Stated problem: How many lines in the listing below include the word "note"? Answer with the number and nothing else.

⟨

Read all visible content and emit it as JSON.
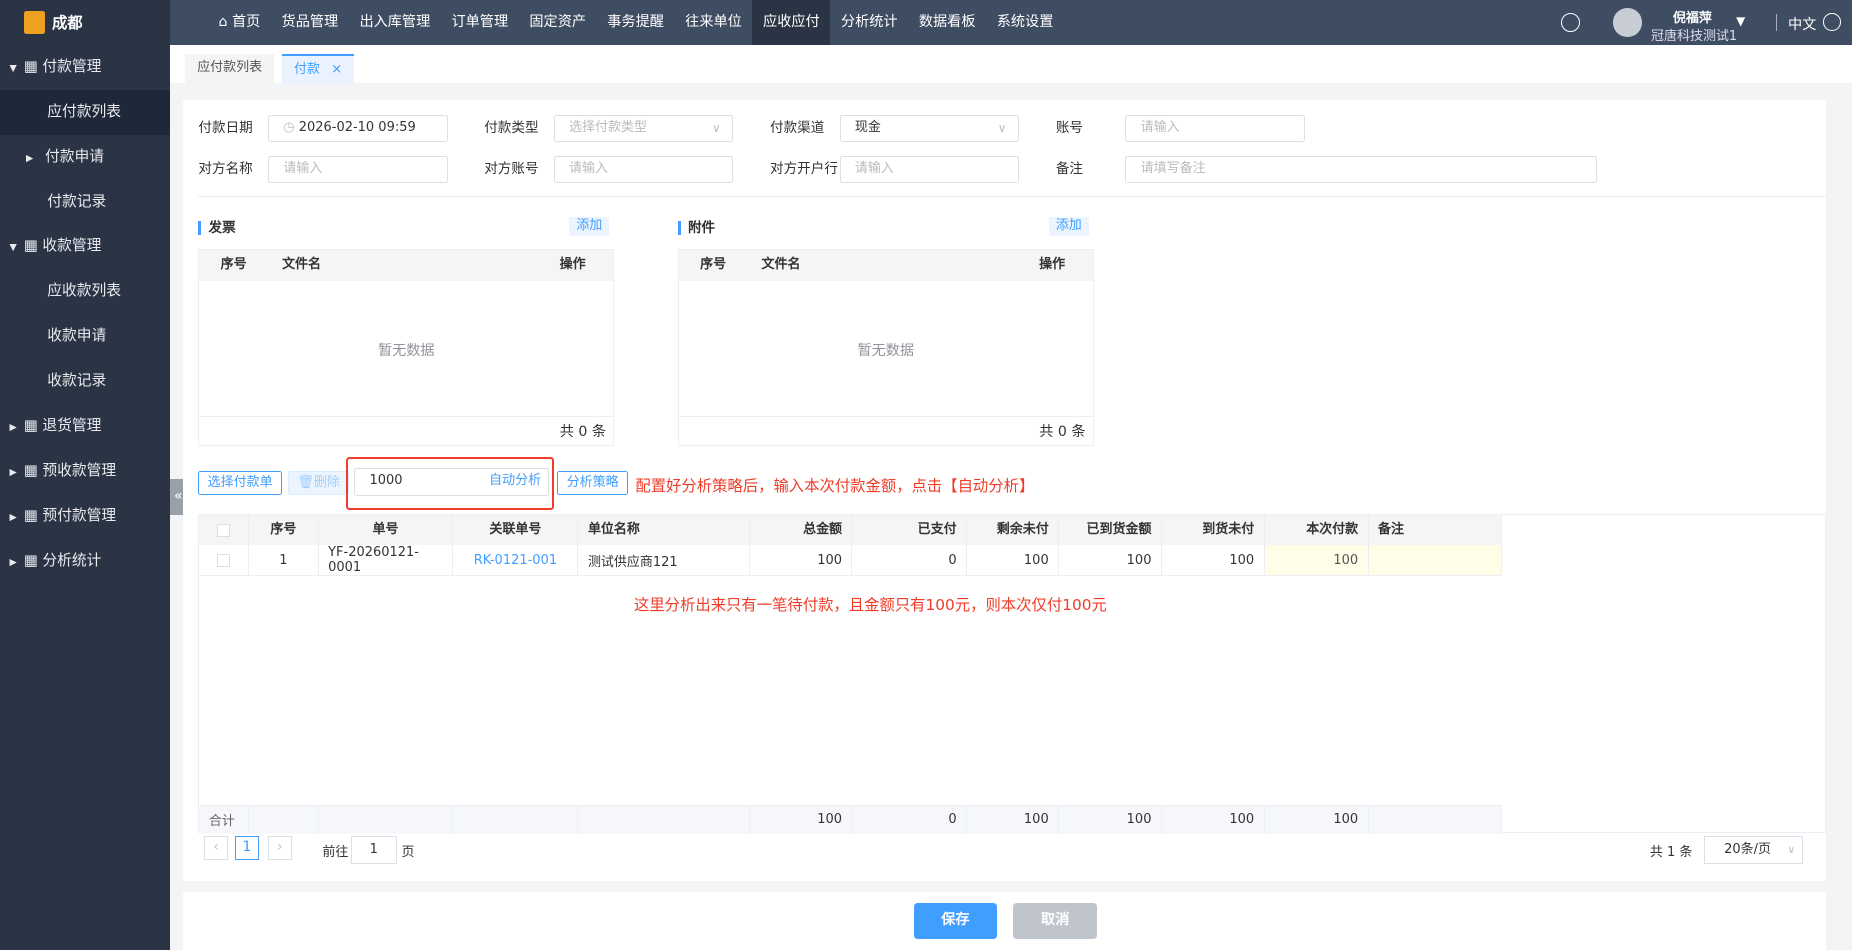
{
  "app": {
    "brand": "成都"
  },
  "topnav": {
    "items": [
      "首页",
      "货品管理",
      "出入库管理",
      "订单管理",
      "固定资产",
      "事务提醒",
      "往来单位",
      "应收应付",
      "分析统计",
      "数据看板",
      "系统设置"
    ],
    "active": "应收应付",
    "user_name": "倪福萍",
    "company": "冠唐科技测试1",
    "language": "中文"
  },
  "sidebar": {
    "items": [
      {
        "label": "付款管理",
        "type": "group"
      },
      {
        "label": "应付款列表",
        "type": "sub",
        "active": true
      },
      {
        "label": "付款申请",
        "type": "group-sub"
      },
      {
        "label": "付款记录",
        "type": "sub"
      },
      {
        "label": "收款管理",
        "type": "group"
      },
      {
        "label": "应收款列表",
        "type": "sub"
      },
      {
        "label": "收款申请",
        "type": "sub"
      },
      {
        "label": "收款记录",
        "type": "sub"
      },
      {
        "label": "退货管理",
        "type": "group"
      },
      {
        "label": "预收款管理",
        "type": "group"
      },
      {
        "label": "预付款管理",
        "type": "group"
      },
      {
        "label": "分析统计",
        "type": "group"
      }
    ]
  },
  "tabs": [
    {
      "label": "应付款列表"
    },
    {
      "label": "付款",
      "close": "×"
    }
  ],
  "form": {
    "pay_date_label": "付款日期",
    "pay_date": "2026-02-10 09:59",
    "pay_type_label": "付款类型",
    "pay_type_placeholder": "选择付款类型",
    "channel_label": "付款渠道",
    "channel": "现金",
    "account_label": "账号",
    "account_placeholder": "请输入",
    "party_name_label": "对方名称",
    "party_name_placeholder": "请输入",
    "party_account_label": "对方账号",
    "party_account_placeholder": "请输入",
    "party_bank_label": "对方开户行",
    "party_bank_placeholder": "请输入",
    "remark_label": "备注",
    "remark_placeholder": "请填写备注"
  },
  "invoice": {
    "title": "发票",
    "add": "添加",
    "cols": [
      "序号",
      "文件名",
      "操作"
    ],
    "empty": "暂无数据",
    "total": "共 0 条"
  },
  "attachment": {
    "title": "附件",
    "add": "添加",
    "cols": [
      "序号",
      "文件名",
      "操作"
    ],
    "empty": "暂无数据",
    "total": "共 0 条"
  },
  "toolbar": {
    "select_btn": "选择付款单",
    "delete_btn": "删除",
    "amount": "1000",
    "auto_analyze": "自动分析",
    "strategy_btn": "分析策略",
    "note": "配置好分析策略后，输入本次付款金额，点击【自动分析】"
  },
  "table": {
    "cols": [
      "序号",
      "单号",
      "关联单号",
      "单位名称",
      "总金额",
      "已支付",
      "剩余未付",
      "已到货金额",
      "到货未付",
      "本次付款",
      "备注"
    ],
    "rows": [
      {
        "idx": "1",
        "no": "YF-20260121-0001",
        "ref": "RK-0121-001",
        "unit": "测试供应商121",
        "total": "100",
        "paid": "0",
        "remain": "100",
        "arrived": "100",
        "arrived_unpaid": "100",
        "this_pay": "100",
        "remark": ""
      }
    ],
    "note": "这里分析出来只有一笔待付款，且金额只有100元，则本次仅付100元",
    "sum": {
      "label": "合计",
      "total": "100",
      "paid": "0",
      "remain": "100",
      "arrived": "100",
      "arrived_unpaid": "100",
      "this_pay": "100"
    }
  },
  "pager": {
    "page": "1",
    "goto_label": "前往",
    "goto_value": "1",
    "page_unit": "页",
    "total": "共 1 条",
    "size": "20条/页"
  },
  "footer": {
    "save": "保存",
    "cancel": "取消"
  }
}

⟩

Written response: 2